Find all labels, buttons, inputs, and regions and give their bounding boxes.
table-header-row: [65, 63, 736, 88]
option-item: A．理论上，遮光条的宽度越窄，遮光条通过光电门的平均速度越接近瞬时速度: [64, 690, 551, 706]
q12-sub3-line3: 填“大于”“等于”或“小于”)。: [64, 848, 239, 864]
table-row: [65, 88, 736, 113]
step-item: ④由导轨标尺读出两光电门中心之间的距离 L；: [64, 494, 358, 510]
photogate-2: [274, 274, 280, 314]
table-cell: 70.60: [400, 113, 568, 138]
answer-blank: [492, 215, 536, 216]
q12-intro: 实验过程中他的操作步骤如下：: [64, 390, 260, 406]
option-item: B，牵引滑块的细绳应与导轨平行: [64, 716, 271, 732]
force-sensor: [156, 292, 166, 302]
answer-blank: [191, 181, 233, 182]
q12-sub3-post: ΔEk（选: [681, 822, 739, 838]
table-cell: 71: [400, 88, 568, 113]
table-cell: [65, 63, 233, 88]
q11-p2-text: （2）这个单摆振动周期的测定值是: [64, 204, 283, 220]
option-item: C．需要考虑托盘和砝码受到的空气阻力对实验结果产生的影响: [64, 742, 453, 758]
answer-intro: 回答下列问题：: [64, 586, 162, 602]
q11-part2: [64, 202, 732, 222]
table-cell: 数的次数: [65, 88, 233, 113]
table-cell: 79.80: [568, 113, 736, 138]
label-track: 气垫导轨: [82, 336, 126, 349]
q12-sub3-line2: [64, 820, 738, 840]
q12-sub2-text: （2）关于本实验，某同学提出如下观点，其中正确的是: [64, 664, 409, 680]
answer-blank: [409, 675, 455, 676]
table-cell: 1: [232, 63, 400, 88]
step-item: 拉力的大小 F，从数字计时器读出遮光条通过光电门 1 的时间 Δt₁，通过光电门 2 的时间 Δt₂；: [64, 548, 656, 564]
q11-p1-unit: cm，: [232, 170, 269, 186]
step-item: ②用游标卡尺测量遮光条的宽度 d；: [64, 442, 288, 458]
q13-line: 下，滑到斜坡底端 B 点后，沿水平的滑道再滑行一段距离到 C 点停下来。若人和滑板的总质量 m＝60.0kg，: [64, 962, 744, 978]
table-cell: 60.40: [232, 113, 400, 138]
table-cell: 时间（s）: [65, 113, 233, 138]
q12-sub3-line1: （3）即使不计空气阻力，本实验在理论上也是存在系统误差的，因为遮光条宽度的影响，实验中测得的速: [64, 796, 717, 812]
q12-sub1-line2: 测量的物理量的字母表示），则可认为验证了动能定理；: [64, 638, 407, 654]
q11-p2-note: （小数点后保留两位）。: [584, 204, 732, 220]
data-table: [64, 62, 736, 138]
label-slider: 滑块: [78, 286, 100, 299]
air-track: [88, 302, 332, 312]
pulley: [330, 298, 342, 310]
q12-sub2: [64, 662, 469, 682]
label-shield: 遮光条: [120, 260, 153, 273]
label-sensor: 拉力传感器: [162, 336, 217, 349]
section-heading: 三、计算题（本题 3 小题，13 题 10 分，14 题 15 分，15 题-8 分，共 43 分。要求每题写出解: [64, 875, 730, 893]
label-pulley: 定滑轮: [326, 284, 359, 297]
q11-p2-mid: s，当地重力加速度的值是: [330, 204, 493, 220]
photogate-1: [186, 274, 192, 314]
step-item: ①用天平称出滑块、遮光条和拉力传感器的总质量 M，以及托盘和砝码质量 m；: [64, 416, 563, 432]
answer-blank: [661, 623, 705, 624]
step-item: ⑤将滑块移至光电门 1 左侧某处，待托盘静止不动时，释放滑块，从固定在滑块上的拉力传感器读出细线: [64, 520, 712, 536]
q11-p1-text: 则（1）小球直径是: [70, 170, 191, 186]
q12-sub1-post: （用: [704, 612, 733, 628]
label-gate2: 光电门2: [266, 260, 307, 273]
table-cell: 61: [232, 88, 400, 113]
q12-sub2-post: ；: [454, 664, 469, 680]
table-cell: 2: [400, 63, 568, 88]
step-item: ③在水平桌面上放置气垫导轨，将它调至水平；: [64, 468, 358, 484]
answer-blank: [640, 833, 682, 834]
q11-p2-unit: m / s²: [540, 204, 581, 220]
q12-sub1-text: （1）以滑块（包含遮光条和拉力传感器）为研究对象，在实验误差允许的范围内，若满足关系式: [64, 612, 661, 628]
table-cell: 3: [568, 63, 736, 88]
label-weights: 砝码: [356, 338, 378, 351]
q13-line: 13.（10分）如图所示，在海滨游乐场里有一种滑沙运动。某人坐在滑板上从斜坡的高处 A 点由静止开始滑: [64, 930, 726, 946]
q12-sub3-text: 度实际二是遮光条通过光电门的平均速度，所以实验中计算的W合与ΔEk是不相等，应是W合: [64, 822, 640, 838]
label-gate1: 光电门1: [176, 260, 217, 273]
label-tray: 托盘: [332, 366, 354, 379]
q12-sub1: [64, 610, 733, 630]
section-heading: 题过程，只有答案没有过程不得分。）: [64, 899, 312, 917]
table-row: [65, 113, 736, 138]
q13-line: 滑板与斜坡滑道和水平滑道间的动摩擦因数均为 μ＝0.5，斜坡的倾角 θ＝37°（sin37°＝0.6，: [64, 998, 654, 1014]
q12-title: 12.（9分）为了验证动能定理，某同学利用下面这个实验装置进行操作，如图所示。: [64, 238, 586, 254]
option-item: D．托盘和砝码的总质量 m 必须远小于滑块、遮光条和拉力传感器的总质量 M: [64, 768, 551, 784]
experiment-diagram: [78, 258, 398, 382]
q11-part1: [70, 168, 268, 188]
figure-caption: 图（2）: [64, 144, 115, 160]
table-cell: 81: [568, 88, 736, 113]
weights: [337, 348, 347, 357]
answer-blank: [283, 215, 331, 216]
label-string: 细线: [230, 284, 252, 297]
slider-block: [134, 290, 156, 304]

• • •

#### SHORT EXERCISE:
Reproduce every entry above verbatim, line by line, in its original order.

#### RESULT OF THE TASK:
Find all labels, buttons, inputs, and regions and give their bounding boxes.
table-header-row: [65, 63, 736, 88]
option-item: A．理论上，遮光条的宽度越窄，遮光条通过光电门的平均速度越接近瞬时速度: [64, 690, 551, 706]
q12-sub3-line3: 填“大于”“等于”或“小于”)。: [64, 848, 239, 864]
table-row: [65, 88, 736, 113]
step-item: ④由导轨标尺读出两光电门中心之间的距离 L；: [64, 494, 358, 510]
photogate-2: [274, 274, 280, 314]
table-cell: 70.60: [400, 113, 568, 138]
answer-blank: [492, 215, 536, 216]
q12-intro: 实验过程中他的操作步骤如下：: [64, 390, 260, 406]
option-item: B，牵引滑块的细绳应与导轨平行: [64, 716, 271, 732]
force-sensor: [156, 292, 166, 302]
answer-blank: [191, 181, 233, 182]
q12-sub3-post: ΔEk（选: [681, 822, 739, 838]
table-cell: 71: [400, 88, 568, 113]
table-cell: [65, 63, 233, 88]
q11-p2-text: （2）这个单摆振动周期的测定值是: [64, 204, 283, 220]
option-item: C．需要考虑托盘和砝码受到的空气阻力对实验结果产生的影响: [64, 742, 453, 758]
answer-intro: 回答下列问题：: [64, 586, 162, 602]
q11-part2: [64, 202, 732, 222]
table-cell: 数的次数: [65, 88, 233, 113]
table-cell: 79.80: [568, 113, 736, 138]
label-track: 气垫导轨: [82, 336, 126, 349]
q12-sub3-line2: [64, 820, 738, 840]
q12-sub2-text: （2）关于本实验，某同学提出如下观点，其中正确的是: [64, 664, 409, 680]
answer-blank: [409, 675, 455, 676]
table-cell: 1: [232, 63, 400, 88]
step-item: 拉力的大小 F，从数字计时器读出遮光条通过光电门 1 的时间 Δt₁，通过光电门 2 的时间 Δt₂；: [64, 548, 656, 564]
q11-p1-unit: cm，: [232, 170, 269, 186]
step-item: ②用游标卡尺测量遮光条的宽度 d；: [64, 442, 288, 458]
q13-line: 下，滑到斜坡底端 B 点后，沿水平的滑道再滑行一段距离到 C 点停下来。若人和滑板的总质量 m＝60.0kg，: [64, 962, 744, 978]
table-cell: 60.40: [232, 113, 400, 138]
table-cell: 时间（s）: [65, 113, 233, 138]
q12-sub3-line1: （3）即使不计空气阻力，本实验在理论上也是存在系统误差的，因为遮光条宽度的影响，实验中测得的速: [64, 796, 717, 812]
q12-sub1-line2: 测量的物理量的字母表示），则可认为验证了动能定理；: [64, 638, 407, 654]
q11-p2-note: （小数点后保留两位）。: [584, 204, 732, 220]
data-table: [64, 62, 736, 138]
label-slider: 滑块: [78, 286, 100, 299]
air-track: [88, 302, 332, 312]
pulley: [330, 298, 342, 310]
q12-sub2: [64, 662, 469, 682]
label-shield: 遮光条: [120, 260, 153, 273]
label-sensor: 拉力传感器: [162, 336, 217, 349]
section-heading: 三、计算题（本题 3 小题，13 题 10 分，14 题 15 分，15 题-8 分，共 43 分。要求每题写出解: [64, 875, 730, 893]
label-pulley: 定滑轮: [326, 284, 359, 297]
q11-p2-mid: s，当地重力加速度的值是: [330, 204, 493, 220]
photogate-1: [186, 274, 192, 314]
step-item: ①用天平称出滑块、遮光条和拉力传感器的总质量 M，以及托盘和砝码质量 m；: [64, 416, 563, 432]
answer-blank: [661, 623, 705, 624]
step-item: ⑤将滑块移至光电门 1 左侧某处，待托盘静止不动时，释放滑块，从固定在滑块上的拉力传感器读出细线: [64, 520, 712, 536]
q11-p1-text: 则（1）小球直径是: [70, 170, 191, 186]
q12-sub1-post: （用: [704, 612, 733, 628]
label-gate2: 光电门2: [266, 260, 307, 273]
table-cell: 61: [232, 88, 400, 113]
q12-sub2-post: ；: [454, 664, 469, 680]
table-cell: 2: [400, 63, 568, 88]
step-item: ③在水平桌面上放置气垫导轨，将它调至水平；: [64, 468, 358, 484]
answer-blank: [640, 833, 682, 834]
q11-p2-unit: m / s²: [540, 204, 581, 220]
q12-sub1-text: （1）以滑块（包含遮光条和拉力传感器）为研究对象，在实验误差允许的范围内，若满足关系式: [64, 612, 661, 628]
table-cell: 3: [568, 63, 736, 88]
label-weights: 砝码: [356, 338, 378, 351]
q13-line: 13.（10分）如图所示，在海滨游乐场里有一种滑沙运动。某人坐在滑板上从斜坡的高处 A 点由静止开始滑: [64, 930, 726, 946]
q12-sub3-text: 度实际二是遮光条通过光电门的平均速度，所以实验中计算的W合与ΔEk是不相等，应是W合: [64, 822, 640, 838]
label-gate1: 光电门1: [176, 260, 217, 273]
label-tray: 托盘: [332, 366, 354, 379]
q12-sub1: [64, 610, 733, 630]
section-heading: 题过程，只有答案没有过程不得分。）: [64, 899, 312, 917]
table-row: [65, 113, 736, 138]
q13-line: 滑板与斜坡滑道和水平滑道间的动摩擦因数均为 μ＝0.5，斜坡的倾角 θ＝37°（sin37°＝0.6，: [64, 998, 654, 1014]
q12-title: 12.（9分）为了验证动能定理，某同学利用下面这个实验装置进行操作，如图所示。: [64, 238, 586, 254]
option-item: D．托盘和砝码的总质量 m 必须远小于滑块、遮光条和拉力传感器的总质量 M: [64, 768, 551, 784]
experiment-diagram: [78, 258, 398, 382]
q11-part1: [70, 168, 268, 188]
figure-caption: 图（2）: [64, 144, 115, 160]
table-cell: 81: [568, 88, 736, 113]
weights: [337, 348, 347, 357]
answer-blank: [283, 215, 331, 216]
label-string: 细线: [230, 284, 252, 297]
slider-block: [134, 290, 156, 304]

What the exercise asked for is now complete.